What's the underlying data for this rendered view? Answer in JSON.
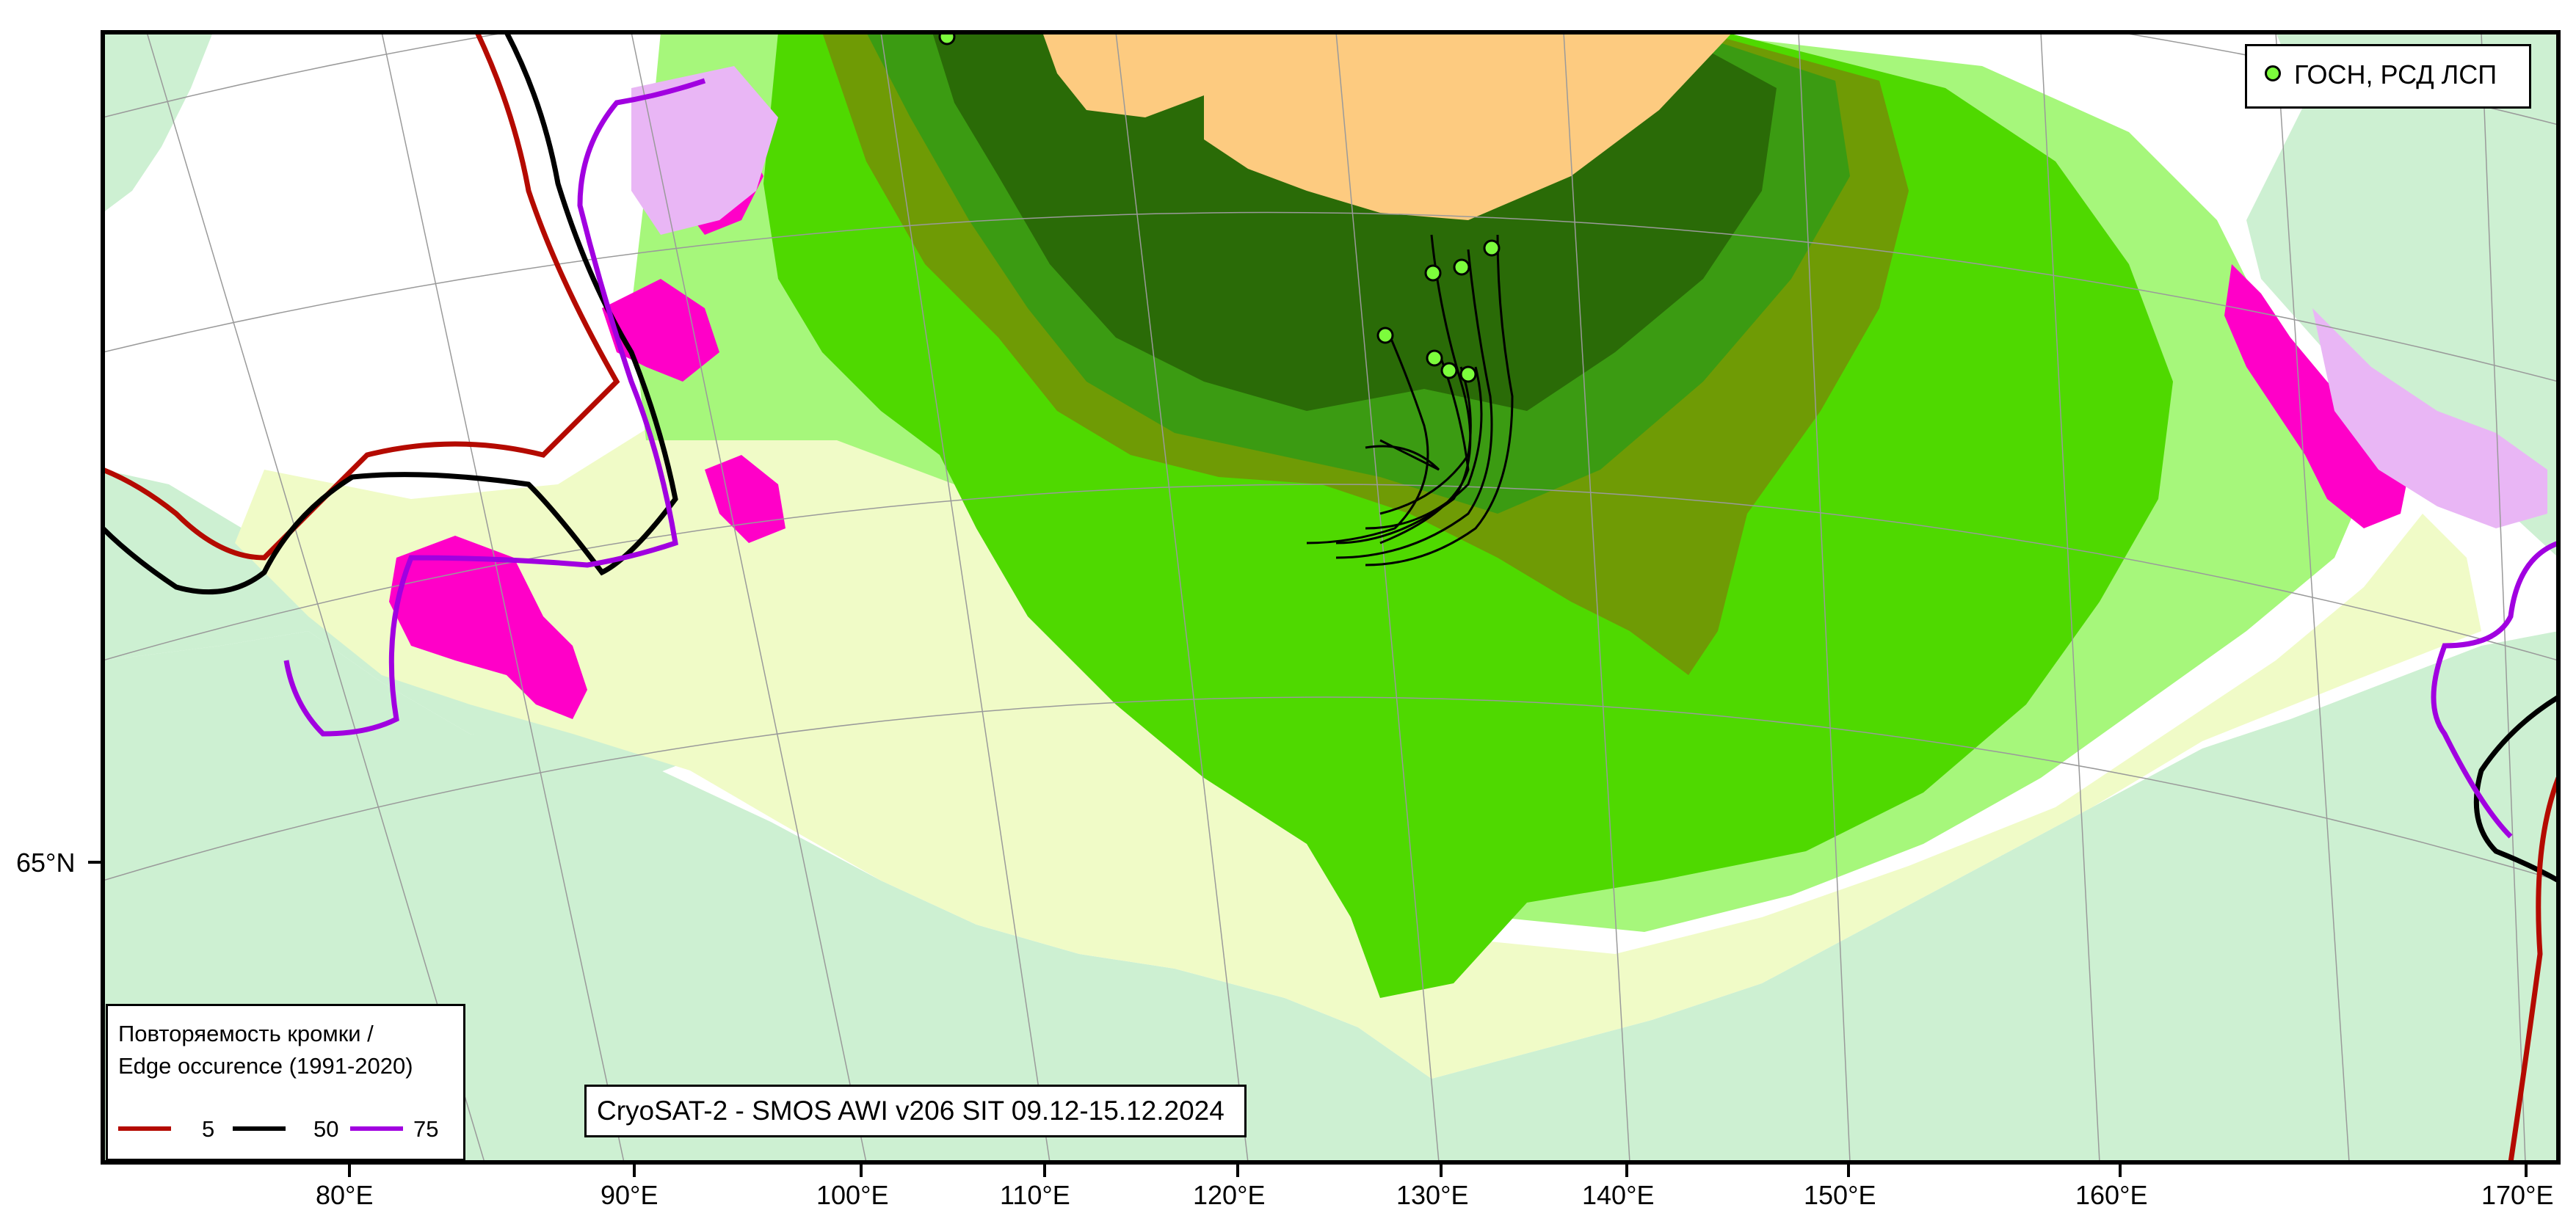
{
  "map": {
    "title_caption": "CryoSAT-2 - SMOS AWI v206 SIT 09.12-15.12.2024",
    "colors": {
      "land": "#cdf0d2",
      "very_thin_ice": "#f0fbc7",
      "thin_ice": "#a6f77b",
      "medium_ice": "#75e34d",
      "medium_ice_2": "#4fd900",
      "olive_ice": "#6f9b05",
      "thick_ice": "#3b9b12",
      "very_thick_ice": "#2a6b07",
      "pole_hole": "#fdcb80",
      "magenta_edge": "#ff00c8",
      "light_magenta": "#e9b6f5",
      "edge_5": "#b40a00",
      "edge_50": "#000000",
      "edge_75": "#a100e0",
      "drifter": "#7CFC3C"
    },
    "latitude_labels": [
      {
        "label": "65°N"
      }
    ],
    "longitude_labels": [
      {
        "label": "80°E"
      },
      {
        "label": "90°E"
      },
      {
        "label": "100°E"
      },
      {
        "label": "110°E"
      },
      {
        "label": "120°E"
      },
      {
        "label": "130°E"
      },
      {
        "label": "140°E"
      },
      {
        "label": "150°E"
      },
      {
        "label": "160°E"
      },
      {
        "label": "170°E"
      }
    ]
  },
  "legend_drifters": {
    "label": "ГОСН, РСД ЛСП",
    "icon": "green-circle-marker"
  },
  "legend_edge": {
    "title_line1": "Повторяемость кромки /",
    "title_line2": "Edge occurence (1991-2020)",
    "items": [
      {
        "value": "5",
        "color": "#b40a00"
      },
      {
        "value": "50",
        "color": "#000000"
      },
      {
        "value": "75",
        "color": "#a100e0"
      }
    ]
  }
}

* * *

:: What is being asked ::
Repeat the material above word for word and skip every image in it.

:: Answer to the problem ::
What's the underlying data for this rendered view? Answer in JSON.
{
  "map": {
    "title_caption": "CryoSAT-2 - SMOS AWI v206 SIT 09.12-15.12.2024",
    "colors": {
      "land": "#cdf0d2",
      "very_thin_ice": "#f0fbc7",
      "thin_ice": "#a6f77b",
      "medium_ice": "#75e34d",
      "medium_ice_2": "#4fd900",
      "olive_ice": "#6f9b05",
      "thick_ice": "#3b9b12",
      "very_thick_ice": "#2a6b07",
      "pole_hole": "#fdcb80",
      "magenta_edge": "#ff00c8",
      "light_magenta": "#e9b6f5",
      "edge_5": "#b40a00",
      "edge_50": "#000000",
      "edge_75": "#a100e0",
      "drifter": "#7CFC3C"
    },
    "latitude_labels": [
      {
        "label": "65°N"
      }
    ],
    "longitude_labels": [
      {
        "label": "80°E"
      },
      {
        "label": "90°E"
      },
      {
        "label": "100°E"
      },
      {
        "label": "110°E"
      },
      {
        "label": "120°E"
      },
      {
        "label": "130°E"
      },
      {
        "label": "140°E"
      },
      {
        "label": "150°E"
      },
      {
        "label": "160°E"
      },
      {
        "label": "170°E"
      }
    ]
  },
  "legend_drifters": {
    "label": "ГОСН, РСД ЛСП",
    "icon": "green-circle-marker"
  },
  "legend_edge": {
    "title_line1": "Повторяемость кромки /",
    "title_line2": "Edge occurence (1991-2020)",
    "items": [
      {
        "value": "5",
        "color": "#b40a00"
      },
      {
        "value": "50",
        "color": "#000000"
      },
      {
        "value": "75",
        "color": "#a100e0"
      }
    ]
  }
}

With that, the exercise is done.